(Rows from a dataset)
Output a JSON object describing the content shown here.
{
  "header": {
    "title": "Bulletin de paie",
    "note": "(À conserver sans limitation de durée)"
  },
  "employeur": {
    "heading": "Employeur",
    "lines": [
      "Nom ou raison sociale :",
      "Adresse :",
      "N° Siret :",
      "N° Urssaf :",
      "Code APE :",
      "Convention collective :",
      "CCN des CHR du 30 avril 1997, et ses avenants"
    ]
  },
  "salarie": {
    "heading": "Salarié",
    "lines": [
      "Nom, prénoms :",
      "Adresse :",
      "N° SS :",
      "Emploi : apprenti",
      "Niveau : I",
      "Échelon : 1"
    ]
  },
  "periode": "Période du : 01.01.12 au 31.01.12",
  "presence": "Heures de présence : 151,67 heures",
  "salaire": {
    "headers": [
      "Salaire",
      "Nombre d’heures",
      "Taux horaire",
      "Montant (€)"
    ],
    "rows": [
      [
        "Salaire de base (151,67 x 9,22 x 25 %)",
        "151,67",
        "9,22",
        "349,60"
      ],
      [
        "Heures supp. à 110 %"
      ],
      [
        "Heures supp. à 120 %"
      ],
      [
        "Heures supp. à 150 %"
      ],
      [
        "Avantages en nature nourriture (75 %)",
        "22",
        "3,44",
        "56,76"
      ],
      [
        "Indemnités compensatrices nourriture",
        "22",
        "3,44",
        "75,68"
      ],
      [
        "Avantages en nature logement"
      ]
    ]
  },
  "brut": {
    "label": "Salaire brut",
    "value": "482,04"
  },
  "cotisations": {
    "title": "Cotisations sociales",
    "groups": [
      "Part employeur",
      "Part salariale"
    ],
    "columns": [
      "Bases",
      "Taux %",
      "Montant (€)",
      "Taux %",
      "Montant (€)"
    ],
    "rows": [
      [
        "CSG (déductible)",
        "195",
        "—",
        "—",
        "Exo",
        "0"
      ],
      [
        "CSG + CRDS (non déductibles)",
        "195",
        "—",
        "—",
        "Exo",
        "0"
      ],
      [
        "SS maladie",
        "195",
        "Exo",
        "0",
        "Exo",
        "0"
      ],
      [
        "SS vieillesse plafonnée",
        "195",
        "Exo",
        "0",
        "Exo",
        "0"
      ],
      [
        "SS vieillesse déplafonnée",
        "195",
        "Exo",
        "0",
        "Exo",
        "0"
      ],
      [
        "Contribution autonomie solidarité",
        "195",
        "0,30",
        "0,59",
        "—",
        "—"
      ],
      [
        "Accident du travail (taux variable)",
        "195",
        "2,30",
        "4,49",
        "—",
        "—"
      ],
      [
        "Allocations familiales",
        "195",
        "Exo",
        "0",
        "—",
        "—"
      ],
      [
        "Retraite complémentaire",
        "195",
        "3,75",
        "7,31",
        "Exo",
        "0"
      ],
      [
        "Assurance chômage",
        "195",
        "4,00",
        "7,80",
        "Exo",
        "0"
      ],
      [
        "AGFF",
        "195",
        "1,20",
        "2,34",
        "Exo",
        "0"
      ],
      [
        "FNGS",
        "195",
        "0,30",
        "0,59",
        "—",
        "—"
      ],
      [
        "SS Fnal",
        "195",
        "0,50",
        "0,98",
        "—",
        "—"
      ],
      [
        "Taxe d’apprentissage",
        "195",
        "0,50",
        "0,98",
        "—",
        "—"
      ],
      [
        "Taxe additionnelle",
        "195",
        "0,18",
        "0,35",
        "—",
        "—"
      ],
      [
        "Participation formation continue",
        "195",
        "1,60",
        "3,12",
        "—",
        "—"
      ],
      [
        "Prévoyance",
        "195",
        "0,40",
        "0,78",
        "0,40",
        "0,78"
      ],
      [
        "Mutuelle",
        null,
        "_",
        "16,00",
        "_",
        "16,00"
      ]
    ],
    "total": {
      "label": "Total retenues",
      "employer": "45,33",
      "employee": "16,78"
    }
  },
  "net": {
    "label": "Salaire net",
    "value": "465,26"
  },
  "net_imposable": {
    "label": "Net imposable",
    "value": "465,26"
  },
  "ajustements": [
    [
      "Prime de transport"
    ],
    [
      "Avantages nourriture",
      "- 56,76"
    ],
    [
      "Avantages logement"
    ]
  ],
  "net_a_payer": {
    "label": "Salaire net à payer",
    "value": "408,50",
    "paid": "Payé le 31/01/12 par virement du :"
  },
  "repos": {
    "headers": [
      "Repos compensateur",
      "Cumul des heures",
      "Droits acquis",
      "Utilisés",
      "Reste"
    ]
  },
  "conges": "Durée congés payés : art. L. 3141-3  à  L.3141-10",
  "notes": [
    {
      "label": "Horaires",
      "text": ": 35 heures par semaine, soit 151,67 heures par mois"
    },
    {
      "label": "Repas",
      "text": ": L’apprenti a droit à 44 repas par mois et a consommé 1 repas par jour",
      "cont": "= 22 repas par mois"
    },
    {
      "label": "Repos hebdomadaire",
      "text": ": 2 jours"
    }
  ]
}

### Request
Track down all lines above with the string "vieillesse" and copy them.

### Written answer
        "SS vieillesse plafonnée",
        "SS vieillesse déplafonnée",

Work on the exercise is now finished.